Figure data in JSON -

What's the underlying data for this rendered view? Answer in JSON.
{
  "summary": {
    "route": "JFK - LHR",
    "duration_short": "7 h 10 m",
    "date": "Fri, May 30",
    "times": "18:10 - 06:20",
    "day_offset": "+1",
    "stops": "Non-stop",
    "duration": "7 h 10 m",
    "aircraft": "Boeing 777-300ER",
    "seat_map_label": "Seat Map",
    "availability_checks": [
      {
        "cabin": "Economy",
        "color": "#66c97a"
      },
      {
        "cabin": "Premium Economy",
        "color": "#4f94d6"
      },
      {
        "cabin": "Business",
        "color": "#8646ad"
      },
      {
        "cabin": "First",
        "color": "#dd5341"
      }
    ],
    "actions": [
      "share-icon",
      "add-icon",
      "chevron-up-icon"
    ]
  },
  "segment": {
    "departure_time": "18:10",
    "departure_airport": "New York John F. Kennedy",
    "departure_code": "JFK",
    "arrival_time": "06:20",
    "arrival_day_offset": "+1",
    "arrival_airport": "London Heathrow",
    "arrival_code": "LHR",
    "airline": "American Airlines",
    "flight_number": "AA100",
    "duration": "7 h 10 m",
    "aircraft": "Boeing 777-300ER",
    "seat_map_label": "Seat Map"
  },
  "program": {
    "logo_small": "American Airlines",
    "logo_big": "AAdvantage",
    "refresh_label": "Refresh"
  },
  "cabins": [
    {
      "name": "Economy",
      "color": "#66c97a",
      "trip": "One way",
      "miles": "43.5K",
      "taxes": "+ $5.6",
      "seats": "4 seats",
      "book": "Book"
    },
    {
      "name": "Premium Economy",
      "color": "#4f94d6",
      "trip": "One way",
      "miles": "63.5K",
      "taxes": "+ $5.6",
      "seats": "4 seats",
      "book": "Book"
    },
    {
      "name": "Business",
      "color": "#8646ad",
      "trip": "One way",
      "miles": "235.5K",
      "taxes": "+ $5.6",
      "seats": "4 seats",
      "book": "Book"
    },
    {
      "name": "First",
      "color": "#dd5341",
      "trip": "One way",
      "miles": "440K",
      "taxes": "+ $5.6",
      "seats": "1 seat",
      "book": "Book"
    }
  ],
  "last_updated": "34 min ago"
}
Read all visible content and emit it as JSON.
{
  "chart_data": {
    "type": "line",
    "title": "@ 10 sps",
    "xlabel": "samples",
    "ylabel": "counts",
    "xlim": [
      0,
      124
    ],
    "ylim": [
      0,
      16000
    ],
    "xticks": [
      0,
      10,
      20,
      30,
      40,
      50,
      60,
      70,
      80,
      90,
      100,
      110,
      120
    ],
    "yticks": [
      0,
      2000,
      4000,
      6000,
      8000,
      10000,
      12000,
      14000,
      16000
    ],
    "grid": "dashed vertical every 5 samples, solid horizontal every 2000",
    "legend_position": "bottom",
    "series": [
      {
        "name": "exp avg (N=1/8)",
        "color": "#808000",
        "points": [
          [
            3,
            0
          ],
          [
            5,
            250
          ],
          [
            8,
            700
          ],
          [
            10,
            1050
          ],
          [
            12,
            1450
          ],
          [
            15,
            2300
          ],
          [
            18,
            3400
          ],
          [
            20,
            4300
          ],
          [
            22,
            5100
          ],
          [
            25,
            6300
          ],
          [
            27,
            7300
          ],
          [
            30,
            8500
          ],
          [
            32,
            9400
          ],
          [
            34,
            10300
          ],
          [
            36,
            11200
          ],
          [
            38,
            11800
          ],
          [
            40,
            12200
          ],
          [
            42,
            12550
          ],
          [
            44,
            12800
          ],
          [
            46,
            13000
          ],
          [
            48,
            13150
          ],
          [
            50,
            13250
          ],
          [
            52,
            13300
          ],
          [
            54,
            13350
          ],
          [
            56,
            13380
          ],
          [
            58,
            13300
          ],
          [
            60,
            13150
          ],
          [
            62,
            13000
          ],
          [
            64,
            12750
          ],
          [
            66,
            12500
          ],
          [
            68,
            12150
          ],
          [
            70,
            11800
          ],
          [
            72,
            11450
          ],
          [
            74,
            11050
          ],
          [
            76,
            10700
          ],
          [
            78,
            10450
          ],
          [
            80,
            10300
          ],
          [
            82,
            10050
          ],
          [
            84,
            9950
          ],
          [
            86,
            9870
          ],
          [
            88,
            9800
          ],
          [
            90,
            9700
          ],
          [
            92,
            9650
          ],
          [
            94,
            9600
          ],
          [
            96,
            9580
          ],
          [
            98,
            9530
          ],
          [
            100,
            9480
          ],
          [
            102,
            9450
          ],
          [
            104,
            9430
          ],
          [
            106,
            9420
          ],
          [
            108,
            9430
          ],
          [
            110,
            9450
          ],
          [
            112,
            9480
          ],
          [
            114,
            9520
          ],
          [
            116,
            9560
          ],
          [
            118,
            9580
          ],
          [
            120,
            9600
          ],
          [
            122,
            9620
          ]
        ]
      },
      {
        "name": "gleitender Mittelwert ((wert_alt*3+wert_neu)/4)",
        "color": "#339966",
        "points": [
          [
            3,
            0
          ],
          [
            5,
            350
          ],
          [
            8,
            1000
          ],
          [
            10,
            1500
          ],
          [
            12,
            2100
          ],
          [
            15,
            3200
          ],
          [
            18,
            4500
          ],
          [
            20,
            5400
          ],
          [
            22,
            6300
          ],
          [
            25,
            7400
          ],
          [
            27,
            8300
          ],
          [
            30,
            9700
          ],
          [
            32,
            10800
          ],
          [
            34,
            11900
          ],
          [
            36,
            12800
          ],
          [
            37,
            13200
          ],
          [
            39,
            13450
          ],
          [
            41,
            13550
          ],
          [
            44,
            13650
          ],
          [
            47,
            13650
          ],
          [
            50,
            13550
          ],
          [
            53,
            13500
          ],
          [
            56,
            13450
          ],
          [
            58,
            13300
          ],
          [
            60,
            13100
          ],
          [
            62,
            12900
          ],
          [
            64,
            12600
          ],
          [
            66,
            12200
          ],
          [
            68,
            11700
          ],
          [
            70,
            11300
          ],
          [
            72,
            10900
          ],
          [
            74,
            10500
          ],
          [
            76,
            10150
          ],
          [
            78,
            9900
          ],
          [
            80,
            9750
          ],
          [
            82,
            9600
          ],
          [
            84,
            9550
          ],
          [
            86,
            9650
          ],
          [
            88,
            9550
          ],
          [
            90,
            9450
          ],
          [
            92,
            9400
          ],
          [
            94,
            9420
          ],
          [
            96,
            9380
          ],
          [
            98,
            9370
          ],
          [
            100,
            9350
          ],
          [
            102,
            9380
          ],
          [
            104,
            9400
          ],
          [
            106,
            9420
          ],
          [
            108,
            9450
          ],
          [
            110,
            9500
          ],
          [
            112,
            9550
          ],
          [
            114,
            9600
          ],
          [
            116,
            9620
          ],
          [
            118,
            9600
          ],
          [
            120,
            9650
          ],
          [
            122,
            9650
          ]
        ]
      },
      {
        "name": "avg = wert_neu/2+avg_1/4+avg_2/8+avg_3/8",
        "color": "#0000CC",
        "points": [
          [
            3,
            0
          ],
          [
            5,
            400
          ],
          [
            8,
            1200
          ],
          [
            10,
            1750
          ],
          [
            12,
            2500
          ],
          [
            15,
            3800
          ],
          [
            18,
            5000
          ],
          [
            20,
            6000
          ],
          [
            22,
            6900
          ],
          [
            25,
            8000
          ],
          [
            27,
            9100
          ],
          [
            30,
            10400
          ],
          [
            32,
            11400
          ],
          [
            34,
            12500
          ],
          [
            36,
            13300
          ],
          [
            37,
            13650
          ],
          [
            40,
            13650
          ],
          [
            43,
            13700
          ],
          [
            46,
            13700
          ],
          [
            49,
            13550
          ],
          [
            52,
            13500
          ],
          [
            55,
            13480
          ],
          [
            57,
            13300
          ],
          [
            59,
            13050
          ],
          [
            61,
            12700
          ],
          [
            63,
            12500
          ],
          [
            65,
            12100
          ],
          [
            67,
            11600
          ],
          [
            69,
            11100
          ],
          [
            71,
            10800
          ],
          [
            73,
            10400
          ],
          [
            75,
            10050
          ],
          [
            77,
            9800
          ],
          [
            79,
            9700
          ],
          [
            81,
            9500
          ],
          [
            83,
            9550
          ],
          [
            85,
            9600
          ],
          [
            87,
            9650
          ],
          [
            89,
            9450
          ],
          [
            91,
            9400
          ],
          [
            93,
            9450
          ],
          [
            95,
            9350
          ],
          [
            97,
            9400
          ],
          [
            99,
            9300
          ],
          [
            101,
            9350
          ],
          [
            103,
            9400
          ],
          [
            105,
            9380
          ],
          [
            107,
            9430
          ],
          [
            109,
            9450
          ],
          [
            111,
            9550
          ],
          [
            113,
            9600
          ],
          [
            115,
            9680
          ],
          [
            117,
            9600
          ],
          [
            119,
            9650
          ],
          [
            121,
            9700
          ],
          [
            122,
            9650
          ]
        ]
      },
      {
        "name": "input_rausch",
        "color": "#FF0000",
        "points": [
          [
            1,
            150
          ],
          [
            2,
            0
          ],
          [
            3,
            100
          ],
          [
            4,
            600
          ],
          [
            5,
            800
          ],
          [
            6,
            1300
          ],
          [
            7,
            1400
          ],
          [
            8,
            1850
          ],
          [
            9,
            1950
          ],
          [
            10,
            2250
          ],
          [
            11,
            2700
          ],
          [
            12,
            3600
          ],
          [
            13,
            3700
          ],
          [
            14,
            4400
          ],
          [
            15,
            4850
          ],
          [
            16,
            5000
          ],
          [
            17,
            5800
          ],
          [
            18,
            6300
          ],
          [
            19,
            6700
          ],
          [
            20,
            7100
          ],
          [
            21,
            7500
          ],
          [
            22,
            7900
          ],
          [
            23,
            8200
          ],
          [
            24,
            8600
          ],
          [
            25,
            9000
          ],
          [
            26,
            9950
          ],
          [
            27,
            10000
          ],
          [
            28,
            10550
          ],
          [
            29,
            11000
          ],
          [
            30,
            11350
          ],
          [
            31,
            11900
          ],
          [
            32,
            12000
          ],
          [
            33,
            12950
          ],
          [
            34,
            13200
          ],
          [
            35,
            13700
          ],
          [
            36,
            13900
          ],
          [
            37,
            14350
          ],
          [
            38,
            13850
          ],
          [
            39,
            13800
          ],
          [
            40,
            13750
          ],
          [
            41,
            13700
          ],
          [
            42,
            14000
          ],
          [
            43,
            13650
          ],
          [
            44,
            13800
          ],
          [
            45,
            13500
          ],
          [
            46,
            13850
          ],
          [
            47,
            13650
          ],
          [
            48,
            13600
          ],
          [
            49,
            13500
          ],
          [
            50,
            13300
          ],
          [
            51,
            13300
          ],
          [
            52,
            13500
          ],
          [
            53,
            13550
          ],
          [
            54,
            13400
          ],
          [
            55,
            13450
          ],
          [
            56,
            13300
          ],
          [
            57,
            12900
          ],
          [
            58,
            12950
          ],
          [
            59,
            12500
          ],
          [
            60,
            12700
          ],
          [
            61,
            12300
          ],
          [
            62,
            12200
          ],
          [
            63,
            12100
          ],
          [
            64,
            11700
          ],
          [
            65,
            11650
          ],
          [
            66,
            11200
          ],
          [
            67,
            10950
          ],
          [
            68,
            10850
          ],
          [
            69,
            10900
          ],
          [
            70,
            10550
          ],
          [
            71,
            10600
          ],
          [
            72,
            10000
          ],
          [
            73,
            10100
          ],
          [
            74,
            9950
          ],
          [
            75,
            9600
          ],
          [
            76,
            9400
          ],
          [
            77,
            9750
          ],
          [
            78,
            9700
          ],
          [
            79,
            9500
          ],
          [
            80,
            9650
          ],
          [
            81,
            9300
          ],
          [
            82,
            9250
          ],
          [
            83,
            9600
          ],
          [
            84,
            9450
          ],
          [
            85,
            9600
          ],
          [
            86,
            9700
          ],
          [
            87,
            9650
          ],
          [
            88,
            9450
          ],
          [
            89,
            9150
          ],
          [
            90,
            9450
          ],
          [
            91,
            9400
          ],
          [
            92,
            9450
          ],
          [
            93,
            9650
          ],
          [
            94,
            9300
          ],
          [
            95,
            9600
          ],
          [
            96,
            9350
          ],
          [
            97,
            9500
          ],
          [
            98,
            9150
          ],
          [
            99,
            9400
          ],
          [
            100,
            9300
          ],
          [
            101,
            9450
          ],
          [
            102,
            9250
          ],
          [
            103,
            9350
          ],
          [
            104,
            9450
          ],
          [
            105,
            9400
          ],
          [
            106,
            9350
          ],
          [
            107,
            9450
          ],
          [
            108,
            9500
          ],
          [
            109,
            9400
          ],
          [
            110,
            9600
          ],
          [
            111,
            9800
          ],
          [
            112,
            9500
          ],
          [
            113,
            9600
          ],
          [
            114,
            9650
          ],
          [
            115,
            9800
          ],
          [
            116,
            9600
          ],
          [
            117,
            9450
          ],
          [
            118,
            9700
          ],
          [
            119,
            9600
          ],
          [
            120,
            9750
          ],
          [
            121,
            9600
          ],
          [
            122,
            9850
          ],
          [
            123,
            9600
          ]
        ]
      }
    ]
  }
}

TASK PROMPT - Search the entries for the word "samples" and gather every line where it appears.

EXERCISE RESULT -
    "xlabel": "samples",
    "grid": "dashed vertical every 5 samples, solid horizontal every 2000",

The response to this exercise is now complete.